══ Extracted entries
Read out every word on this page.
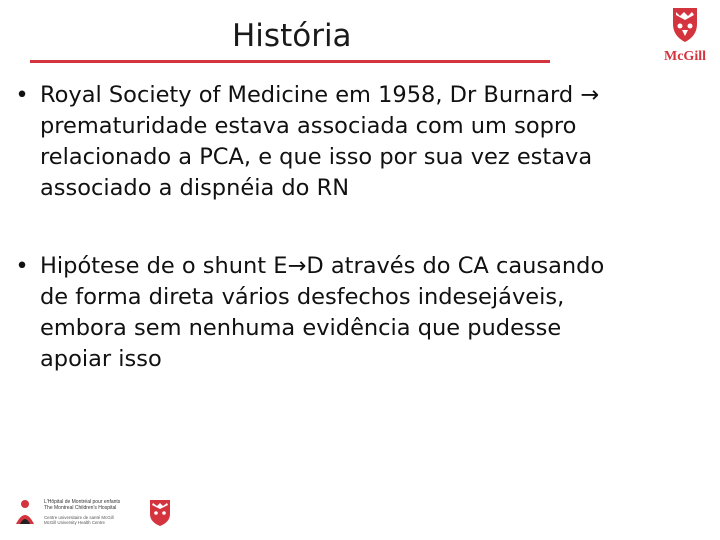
História
McGill
• Royal Society of Medicine em 1958, Dr Burnard →
prematuridade estava associada com um sopro
relacionado a PCA, e que isso por sua vez estava
associado a dispnéia do RN
• Hipótese de o shunt E→D através do CA causando
de forma direta vários desfechos indesejáveis,
embora sem nenhuma evidência que pudesse
apoiar isso
L'Hôpital de Montréal pour enfants
The Montreal Children's Hospital
Centre universitaire de santé McGill
McGill University Health Centre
════
▸ Short exercise
Retype the records exactly. Any image in them should not appear in what you write.

▸ Result of this exercise
Read out every word on this page.
História
McGill
• Royal Society of Medicine em 1958, Dr Burnard →
prematuridade estava associada com um sopro
relacionado a PCA, e que isso por sua vez estava
associado a dispnéia do RN
• Hipótese de o shunt E→D através do CA causando
de forma direta vários desfechos indesejáveis,
embora sem nenhuma evidência que pudesse
apoiar isso
L'Hôpital de Montréal pour enfants
The Montreal Children's Hospital
Centre universitaire de santé McGill
McGill University Health Centre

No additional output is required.